[Data under study Boundary: Start]

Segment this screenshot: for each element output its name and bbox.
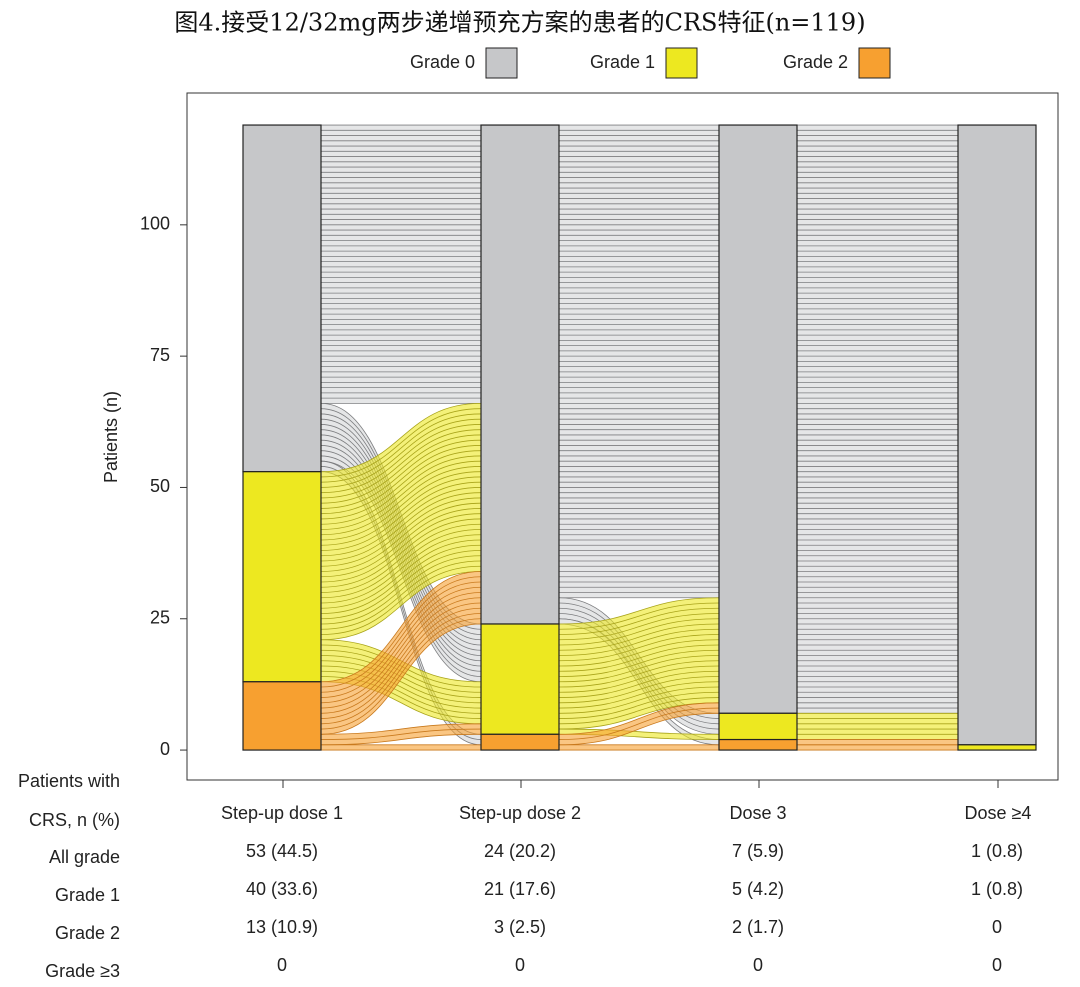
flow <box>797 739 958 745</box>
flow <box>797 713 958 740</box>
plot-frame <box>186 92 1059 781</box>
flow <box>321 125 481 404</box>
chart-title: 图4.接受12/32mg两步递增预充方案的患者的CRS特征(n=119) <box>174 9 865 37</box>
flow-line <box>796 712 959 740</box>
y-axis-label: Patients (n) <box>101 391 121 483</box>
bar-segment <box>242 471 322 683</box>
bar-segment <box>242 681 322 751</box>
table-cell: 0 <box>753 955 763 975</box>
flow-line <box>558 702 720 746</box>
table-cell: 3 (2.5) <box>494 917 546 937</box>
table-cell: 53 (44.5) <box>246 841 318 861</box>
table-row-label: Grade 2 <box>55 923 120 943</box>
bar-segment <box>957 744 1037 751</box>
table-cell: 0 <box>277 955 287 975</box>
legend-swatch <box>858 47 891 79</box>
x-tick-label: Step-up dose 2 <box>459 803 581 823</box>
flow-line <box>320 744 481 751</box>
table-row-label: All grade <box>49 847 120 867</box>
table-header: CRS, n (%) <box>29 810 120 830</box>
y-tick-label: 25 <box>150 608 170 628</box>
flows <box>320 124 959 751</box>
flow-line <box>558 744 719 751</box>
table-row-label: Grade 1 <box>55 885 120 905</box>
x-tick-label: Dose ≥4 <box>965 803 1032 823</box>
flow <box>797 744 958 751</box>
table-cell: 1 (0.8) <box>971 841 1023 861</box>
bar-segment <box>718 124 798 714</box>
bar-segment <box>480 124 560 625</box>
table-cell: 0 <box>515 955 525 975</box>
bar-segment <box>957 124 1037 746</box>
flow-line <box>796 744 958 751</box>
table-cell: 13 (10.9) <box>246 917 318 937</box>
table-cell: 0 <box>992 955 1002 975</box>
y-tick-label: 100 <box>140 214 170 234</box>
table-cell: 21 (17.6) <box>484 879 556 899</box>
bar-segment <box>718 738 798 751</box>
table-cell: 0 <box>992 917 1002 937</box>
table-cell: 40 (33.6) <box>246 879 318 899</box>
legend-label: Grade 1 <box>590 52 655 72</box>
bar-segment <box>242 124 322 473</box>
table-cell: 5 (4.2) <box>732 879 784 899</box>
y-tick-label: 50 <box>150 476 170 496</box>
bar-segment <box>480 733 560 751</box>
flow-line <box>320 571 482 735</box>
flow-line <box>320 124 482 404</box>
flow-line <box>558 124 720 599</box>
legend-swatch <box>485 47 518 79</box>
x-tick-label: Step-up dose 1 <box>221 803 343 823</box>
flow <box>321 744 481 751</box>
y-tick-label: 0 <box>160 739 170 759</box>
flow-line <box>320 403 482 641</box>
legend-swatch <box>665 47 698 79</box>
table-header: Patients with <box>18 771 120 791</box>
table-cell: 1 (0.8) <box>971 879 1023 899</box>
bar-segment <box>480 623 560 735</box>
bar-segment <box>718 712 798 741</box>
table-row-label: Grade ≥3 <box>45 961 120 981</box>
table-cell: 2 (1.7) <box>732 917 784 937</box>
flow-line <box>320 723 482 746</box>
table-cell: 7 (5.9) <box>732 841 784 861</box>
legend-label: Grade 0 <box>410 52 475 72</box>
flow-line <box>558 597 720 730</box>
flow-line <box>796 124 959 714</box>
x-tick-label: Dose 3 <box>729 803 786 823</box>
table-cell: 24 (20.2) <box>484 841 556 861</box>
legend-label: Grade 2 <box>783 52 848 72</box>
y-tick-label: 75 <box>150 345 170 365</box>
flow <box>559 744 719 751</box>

[Data under study Boundary: End]

## What is needed
List every line from the entries above in which "Patients" appears.

## Expected output
y-axis-label: Patients (n) <box>101 391 121 483</box>
table-header: Patients with <box>18 771 120 791</box>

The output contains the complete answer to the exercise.